Exercise description.
Print out the entries below with no edits.
** START OF Input **
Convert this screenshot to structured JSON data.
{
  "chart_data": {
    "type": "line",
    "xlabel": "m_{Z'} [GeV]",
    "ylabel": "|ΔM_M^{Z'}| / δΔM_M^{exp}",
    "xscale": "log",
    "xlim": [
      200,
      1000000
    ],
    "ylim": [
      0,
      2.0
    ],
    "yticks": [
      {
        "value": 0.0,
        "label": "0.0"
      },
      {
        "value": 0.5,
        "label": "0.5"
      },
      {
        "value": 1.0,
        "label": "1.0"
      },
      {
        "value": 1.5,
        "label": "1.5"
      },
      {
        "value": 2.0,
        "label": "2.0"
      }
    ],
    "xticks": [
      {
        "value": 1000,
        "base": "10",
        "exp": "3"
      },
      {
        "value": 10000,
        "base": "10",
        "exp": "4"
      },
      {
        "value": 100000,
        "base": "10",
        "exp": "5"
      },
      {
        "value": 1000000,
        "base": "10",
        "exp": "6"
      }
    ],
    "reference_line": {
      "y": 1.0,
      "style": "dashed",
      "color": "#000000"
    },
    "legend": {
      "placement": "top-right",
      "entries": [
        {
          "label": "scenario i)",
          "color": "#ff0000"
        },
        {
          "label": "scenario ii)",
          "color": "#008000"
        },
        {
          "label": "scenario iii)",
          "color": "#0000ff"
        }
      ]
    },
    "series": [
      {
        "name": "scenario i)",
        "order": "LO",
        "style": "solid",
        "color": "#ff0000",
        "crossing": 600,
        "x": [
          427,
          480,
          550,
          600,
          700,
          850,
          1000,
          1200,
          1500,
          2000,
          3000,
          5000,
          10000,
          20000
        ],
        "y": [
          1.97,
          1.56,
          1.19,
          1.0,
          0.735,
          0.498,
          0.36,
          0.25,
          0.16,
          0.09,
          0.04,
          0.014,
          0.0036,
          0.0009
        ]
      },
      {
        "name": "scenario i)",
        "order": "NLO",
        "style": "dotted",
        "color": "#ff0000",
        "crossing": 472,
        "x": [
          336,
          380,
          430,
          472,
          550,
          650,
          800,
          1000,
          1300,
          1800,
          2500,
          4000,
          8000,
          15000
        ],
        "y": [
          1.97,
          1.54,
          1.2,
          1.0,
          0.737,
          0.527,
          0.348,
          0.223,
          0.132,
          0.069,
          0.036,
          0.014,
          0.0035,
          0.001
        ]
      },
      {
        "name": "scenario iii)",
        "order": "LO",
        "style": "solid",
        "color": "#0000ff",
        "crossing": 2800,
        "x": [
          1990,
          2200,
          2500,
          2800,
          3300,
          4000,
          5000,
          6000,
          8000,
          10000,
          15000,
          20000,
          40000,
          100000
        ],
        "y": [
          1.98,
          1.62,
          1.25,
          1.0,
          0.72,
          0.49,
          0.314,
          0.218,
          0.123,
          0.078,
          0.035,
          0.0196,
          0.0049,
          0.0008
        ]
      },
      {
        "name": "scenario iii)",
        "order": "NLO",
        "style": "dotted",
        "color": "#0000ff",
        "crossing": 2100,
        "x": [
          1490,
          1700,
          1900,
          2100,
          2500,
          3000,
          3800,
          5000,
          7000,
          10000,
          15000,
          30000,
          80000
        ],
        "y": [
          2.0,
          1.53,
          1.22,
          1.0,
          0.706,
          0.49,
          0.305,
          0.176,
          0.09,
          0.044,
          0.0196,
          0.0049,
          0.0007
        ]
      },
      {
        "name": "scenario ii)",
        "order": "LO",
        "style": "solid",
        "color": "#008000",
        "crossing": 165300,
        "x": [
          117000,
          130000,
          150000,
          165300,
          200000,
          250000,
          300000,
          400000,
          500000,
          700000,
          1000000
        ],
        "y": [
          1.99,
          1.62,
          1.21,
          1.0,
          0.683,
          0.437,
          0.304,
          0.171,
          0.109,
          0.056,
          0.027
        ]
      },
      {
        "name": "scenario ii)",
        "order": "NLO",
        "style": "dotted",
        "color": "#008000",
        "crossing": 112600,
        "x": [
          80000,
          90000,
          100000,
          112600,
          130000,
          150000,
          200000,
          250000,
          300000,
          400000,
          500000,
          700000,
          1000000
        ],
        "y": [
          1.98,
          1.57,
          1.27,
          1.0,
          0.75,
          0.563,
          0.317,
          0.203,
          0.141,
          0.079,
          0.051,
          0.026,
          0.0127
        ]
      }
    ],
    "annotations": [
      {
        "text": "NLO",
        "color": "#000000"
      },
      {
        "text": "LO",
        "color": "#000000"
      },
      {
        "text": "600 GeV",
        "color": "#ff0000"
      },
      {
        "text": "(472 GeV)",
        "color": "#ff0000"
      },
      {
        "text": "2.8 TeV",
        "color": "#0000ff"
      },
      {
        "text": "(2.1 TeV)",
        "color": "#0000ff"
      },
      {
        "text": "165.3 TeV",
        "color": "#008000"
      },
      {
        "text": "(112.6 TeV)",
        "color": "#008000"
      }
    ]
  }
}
** END OF Input **
Expected output.
Convert this screenshot to structured JSON data.
{
  "chart_data": {
    "type": "line",
    "xlabel": "m_{Z'} [GeV]",
    "ylabel": "|ΔM_M^{Z'}| / δΔM_M^{exp}",
    "xscale": "log",
    "xlim": [
      200,
      1000000
    ],
    "ylim": [
      0,
      2.0
    ],
    "yticks": [
      {
        "value": 0.0,
        "label": "0.0"
      },
      {
        "value": 0.5,
        "label": "0.5"
      },
      {
        "value": 1.0,
        "label": "1.0"
      },
      {
        "value": 1.5,
        "label": "1.5"
      },
      {
        "value": 2.0,
        "label": "2.0"
      }
    ],
    "xticks": [
      {
        "value": 1000,
        "base": "10",
        "exp": "3"
      },
      {
        "value": 10000,
        "base": "10",
        "exp": "4"
      },
      {
        "value": 100000,
        "base": "10",
        "exp": "5"
      },
      {
        "value": 1000000,
        "base": "10",
        "exp": "6"
      }
    ],
    "reference_line": {
      "y": 1.0,
      "style": "dashed",
      "color": "#000000"
    },
    "legend": {
      "placement": "top-right",
      "entries": [
        {
          "label": "scenario i)",
          "color": "#ff0000"
        },
        {
          "label": "scenario ii)",
          "color": "#008000"
        },
        {
          "label": "scenario iii)",
          "color": "#0000ff"
        }
      ]
    },
    "series": [
      {
        "name": "scenario i)",
        "order": "LO",
        "style": "solid",
        "color": "#ff0000",
        "crossing": 600,
        "x": [
          427,
          480,
          550,
          600,
          700,
          850,
          1000,
          1200,
          1500,
          2000,
          3000,
          5000,
          10000,
          20000
        ],
        "y": [
          1.97,
          1.56,
          1.19,
          1.0,
          0.735,
          0.498,
          0.36,
          0.25,
          0.16,
          0.09,
          0.04,
          0.014,
          0.0036,
          0.0009
        ]
      },
      {
        "name": "scenario i)",
        "order": "NLO",
        "style": "dotted",
        "color": "#ff0000",
        "crossing": 472,
        "x": [
          336,
          380,
          430,
          472,
          550,
          650,
          800,
          1000,
          1300,
          1800,
          2500,
          4000,
          8000,
          15000
        ],
        "y": [
          1.97,
          1.54,
          1.2,
          1.0,
          0.737,
          0.527,
          0.348,
          0.223,
          0.132,
          0.069,
          0.036,
          0.014,
          0.0035,
          0.001
        ]
      },
      {
        "name": "scenario iii)",
        "order": "LO",
        "style": "solid",
        "color": "#0000ff",
        "crossing": 2800,
        "x": [
          1990,
          2200,
          2500,
          2800,
          3300,
          4000,
          5000,
          6000,
          8000,
          10000,
          15000,
          20000,
          40000,
          100000
        ],
        "y": [
          1.98,
          1.62,
          1.25,
          1.0,
          0.72,
          0.49,
          0.314,
          0.218,
          0.123,
          0.078,
          0.035,
          0.0196,
          0.0049,
          0.0008
        ]
      },
      {
        "name": "scenario iii)",
        "order": "NLO",
        "style": "dotted",
        "color": "#0000ff",
        "crossing": 2100,
        "x": [
          1490,
          1700,
          1900,
          2100,
          2500,
          3000,
          3800,
          5000,
          7000,
          10000,
          15000,
          30000,
          80000
        ],
        "y": [
          2.0,
          1.53,
          1.22,
          1.0,
          0.706,
          0.49,
          0.305,
          0.176,
          0.09,
          0.044,
          0.0196,
          0.0049,
          0.0007
        ]
      },
      {
        "name": "scenario ii)",
        "order": "LO",
        "style": "solid",
        "color": "#008000",
        "crossing": 165300,
        "x": [
          117000,
          130000,
          150000,
          165300,
          200000,
          250000,
          300000,
          400000,
          500000,
          700000,
          1000000
        ],
        "y": [
          1.99,
          1.62,
          1.21,
          1.0,
          0.683,
          0.437,
          0.304,
          0.171,
          0.109,
          0.056,
          0.027
        ]
      },
      {
        "name": "scenario ii)",
        "order": "NLO",
        "style": "dotted",
        "color": "#008000",
        "crossing": 112600,
        "x": [
          80000,
          90000,
          100000,
          112600,
          130000,
          150000,
          200000,
          250000,
          300000,
          400000,
          500000,
          700000,
          1000000
        ],
        "y": [
          1.98,
          1.57,
          1.27,
          1.0,
          0.75,
          0.563,
          0.317,
          0.203,
          0.141,
          0.079,
          0.051,
          0.026,
          0.0127
        ]
      }
    ],
    "annotations": [
      {
        "text": "NLO",
        "color": "#000000"
      },
      {
        "text": "LO",
        "color": "#000000"
      },
      {
        "text": "600 GeV",
        "color": "#ff0000"
      },
      {
        "text": "(472 GeV)",
        "color": "#ff0000"
      },
      {
        "text": "2.8 TeV",
        "color": "#0000ff"
      },
      {
        "text": "(2.1 TeV)",
        "color": "#0000ff"
      },
      {
        "text": "165.3 TeV",
        "color": "#008000"
      },
      {
        "text": "(112.6 TeV)",
        "color": "#008000"
      }
    ]
  }
}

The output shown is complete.